**TASK INPUT**
** start **

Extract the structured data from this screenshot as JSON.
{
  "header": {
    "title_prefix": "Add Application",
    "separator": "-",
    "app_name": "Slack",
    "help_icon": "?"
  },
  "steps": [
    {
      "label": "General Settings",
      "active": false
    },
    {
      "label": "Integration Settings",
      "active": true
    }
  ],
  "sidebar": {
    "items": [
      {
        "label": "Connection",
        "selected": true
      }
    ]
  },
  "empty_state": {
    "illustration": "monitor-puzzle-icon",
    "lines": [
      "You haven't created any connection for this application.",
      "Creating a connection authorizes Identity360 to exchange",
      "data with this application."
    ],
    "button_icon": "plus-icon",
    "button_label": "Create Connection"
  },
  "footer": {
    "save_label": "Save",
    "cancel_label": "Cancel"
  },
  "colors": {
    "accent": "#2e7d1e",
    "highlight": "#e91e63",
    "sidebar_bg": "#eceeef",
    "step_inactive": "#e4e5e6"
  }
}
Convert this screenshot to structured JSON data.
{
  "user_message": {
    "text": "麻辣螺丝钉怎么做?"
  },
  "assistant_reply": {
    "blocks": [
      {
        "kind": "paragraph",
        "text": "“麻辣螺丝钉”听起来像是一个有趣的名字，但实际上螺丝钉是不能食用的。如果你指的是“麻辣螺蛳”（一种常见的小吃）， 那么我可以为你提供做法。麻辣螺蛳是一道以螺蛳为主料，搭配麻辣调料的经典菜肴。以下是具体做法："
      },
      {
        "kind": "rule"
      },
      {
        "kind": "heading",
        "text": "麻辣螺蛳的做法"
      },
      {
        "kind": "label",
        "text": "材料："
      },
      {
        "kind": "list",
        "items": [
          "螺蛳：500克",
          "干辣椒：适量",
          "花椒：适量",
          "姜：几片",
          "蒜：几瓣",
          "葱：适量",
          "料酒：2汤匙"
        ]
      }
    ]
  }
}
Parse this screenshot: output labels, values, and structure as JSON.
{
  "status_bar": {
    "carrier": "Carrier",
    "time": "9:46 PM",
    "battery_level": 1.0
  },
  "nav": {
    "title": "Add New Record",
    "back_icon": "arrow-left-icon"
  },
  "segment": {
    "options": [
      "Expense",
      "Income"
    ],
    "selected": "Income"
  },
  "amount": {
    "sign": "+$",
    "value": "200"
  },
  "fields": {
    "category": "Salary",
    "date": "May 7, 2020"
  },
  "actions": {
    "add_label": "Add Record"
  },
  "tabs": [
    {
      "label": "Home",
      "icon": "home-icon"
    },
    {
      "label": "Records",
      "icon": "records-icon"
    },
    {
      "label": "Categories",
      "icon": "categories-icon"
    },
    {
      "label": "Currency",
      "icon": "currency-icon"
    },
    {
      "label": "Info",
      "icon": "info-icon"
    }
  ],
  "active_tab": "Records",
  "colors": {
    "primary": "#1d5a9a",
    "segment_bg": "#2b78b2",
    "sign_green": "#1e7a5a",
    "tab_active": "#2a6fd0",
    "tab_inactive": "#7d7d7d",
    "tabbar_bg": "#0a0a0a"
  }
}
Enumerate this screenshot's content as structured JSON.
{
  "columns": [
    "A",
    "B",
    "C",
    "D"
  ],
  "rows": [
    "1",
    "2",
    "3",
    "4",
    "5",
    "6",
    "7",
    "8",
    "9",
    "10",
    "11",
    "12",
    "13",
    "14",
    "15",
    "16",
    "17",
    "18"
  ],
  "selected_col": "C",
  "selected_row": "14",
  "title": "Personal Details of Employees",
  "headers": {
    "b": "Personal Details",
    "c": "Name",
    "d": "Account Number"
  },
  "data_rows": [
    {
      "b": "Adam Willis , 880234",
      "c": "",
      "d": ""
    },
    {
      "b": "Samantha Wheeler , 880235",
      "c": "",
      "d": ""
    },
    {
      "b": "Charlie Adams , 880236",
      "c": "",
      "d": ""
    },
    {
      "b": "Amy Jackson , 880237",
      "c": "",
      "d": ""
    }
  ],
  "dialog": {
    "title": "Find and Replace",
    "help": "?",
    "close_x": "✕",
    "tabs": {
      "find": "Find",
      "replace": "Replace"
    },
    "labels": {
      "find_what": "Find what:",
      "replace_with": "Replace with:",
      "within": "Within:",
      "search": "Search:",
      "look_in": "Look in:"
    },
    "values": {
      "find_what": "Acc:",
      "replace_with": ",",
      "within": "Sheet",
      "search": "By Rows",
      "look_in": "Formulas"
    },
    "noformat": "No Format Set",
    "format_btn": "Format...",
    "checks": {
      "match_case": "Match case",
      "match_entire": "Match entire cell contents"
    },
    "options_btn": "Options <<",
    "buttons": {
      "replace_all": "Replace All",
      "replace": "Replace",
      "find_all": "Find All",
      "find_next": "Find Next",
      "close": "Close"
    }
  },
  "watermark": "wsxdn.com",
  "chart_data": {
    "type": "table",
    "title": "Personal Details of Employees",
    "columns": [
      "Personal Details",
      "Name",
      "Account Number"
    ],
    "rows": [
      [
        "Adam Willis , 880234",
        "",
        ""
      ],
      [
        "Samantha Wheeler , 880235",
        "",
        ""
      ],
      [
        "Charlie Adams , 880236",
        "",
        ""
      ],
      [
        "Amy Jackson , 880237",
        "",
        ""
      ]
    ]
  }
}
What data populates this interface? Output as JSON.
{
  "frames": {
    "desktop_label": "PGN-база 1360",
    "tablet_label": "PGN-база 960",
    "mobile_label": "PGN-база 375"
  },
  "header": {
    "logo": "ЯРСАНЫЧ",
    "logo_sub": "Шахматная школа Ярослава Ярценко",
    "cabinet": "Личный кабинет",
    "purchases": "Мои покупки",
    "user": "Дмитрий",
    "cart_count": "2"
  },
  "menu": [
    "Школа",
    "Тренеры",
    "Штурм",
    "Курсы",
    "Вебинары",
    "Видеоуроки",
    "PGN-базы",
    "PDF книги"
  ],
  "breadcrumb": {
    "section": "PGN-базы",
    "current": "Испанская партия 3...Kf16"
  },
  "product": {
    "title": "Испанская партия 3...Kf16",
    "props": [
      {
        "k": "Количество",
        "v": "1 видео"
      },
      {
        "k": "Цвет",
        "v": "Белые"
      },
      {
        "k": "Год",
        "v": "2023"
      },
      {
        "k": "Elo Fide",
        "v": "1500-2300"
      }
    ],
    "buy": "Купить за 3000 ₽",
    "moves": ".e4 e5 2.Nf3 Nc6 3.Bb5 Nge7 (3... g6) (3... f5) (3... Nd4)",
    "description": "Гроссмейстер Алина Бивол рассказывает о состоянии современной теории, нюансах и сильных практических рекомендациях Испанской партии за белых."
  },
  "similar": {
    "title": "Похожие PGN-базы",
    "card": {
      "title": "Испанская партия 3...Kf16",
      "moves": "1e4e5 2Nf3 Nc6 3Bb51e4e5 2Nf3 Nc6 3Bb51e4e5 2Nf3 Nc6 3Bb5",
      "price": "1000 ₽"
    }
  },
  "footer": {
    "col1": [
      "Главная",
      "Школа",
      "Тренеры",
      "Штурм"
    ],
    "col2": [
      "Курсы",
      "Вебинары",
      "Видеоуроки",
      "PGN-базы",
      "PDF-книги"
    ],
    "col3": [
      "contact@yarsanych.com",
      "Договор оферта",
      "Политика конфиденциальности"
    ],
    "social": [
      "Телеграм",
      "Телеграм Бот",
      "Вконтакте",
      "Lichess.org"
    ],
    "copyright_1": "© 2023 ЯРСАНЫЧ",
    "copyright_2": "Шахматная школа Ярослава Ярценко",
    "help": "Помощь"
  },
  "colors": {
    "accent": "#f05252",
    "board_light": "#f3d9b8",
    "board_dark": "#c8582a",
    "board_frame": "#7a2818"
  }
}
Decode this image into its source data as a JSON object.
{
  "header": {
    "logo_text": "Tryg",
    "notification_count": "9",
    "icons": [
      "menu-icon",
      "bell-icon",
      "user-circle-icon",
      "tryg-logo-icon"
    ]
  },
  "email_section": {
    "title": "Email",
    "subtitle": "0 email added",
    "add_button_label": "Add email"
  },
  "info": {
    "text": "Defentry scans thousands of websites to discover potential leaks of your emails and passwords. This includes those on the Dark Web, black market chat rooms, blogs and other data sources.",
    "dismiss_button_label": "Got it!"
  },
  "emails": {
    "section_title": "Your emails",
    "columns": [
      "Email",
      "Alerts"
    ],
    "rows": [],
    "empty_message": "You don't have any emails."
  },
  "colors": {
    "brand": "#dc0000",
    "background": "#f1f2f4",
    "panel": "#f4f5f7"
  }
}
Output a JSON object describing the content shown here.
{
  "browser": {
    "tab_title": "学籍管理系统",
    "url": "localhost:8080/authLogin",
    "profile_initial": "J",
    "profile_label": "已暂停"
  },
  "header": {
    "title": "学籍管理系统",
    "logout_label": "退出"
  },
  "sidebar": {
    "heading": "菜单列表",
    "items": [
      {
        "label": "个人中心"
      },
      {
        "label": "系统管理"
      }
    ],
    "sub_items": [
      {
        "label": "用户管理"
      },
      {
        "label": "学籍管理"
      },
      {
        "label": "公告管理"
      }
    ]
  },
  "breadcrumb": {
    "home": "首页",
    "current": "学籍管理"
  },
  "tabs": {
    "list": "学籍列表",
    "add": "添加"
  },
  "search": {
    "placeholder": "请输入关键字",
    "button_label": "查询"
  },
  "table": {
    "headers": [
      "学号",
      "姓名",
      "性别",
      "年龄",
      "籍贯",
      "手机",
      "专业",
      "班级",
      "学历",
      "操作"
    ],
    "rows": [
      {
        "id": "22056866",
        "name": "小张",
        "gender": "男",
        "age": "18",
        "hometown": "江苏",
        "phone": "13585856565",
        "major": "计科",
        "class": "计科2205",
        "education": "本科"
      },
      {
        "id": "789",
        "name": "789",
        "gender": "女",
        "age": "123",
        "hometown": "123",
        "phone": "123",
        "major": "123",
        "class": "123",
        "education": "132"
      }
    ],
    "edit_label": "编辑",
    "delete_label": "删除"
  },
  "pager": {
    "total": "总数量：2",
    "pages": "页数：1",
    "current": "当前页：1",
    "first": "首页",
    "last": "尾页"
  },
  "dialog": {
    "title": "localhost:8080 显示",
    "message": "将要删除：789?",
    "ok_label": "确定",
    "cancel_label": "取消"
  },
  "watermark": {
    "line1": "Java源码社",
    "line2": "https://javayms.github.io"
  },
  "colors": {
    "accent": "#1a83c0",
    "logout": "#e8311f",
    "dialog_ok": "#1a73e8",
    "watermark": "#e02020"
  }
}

** end **

**PROBLEM TO SOLVE**
Extract the closing run of lines, starting with the one containing "Output a JSON" and ending at the last, exactly as written.

**COMPLETE ANSWER**
Output a JSON object describing the content shown here.
{
  "browser": {
    "tab_title": "学籍管理系统",
    "url": "localhost:8080/authLogin",
    "profile_initial": "J",
    "profile_label": "已暂停"
  },
  "header": {
    "title": "学籍管理系统",
    "logout_label": "退出"
  },
  "sidebar": {
    "heading": "菜单列表",
    "items": [
      {
        "label": "个人中心"
      },
      {
        "label": "系统管理"
      }
    ],
    "sub_items": [
      {
        "label": "用户管理"
      },
      {
        "label": "学籍管理"
      },
      {
        "label": "公告管理"
      }
    ]
  },
  "breadcrumb": {
    "home": "首页",
    "current": "学籍管理"
  },
  "tabs": {
    "list": "学籍列表",
    "add": "添加"
  },
  "search": {
    "placeholder": "请输入关键字",
    "button_label": "查询"
  },
  "table": {
    "headers": [
      "学号",
      "姓名",
      "性别",
      "年龄",
      "籍贯",
      "手机",
      "专业",
      "班级",
      "学历",
      "操作"
    ],
    "rows": [
      {
        "id": "22056866",
        "name": "小张",
        "gender": "男",
        "age": "18",
        "hometown": "江苏",
        "phone": "13585856565",
        "major": "计科",
        "class": "计科2205",
        "education": "本科"
      },
      {
        "id": "789",
        "name": "789",
        "gender": "女",
        "age": "123",
        "hometown": "123",
        "phone": "123",
        "major": "123",
        "class": "123",
        "education": "132"
      }
    ],
    "edit_label": "编辑",
    "delete_label": "删除"
  },
  "pager": {
    "total": "总数量：2",
    "pages": "页数：1",
    "current": "当前页：1",
    "first": "首页",
    "last": "尾页"
  },
  "dialog": {
    "title": "localhost:8080 显示",
    "message": "将要删除：789?",
    "ok_label": "确定",
    "cancel_label": "取消"
  },
  "watermark": {
    "line1": "Java源码社",
    "line2": "https://javayms.github.io"
  },
  "colors": {
    "accent": "#1a83c0",
    "logout": "#e8311f",
    "dialog_ok": "#1a73e8",
    "watermark": "#e02020"
  }
}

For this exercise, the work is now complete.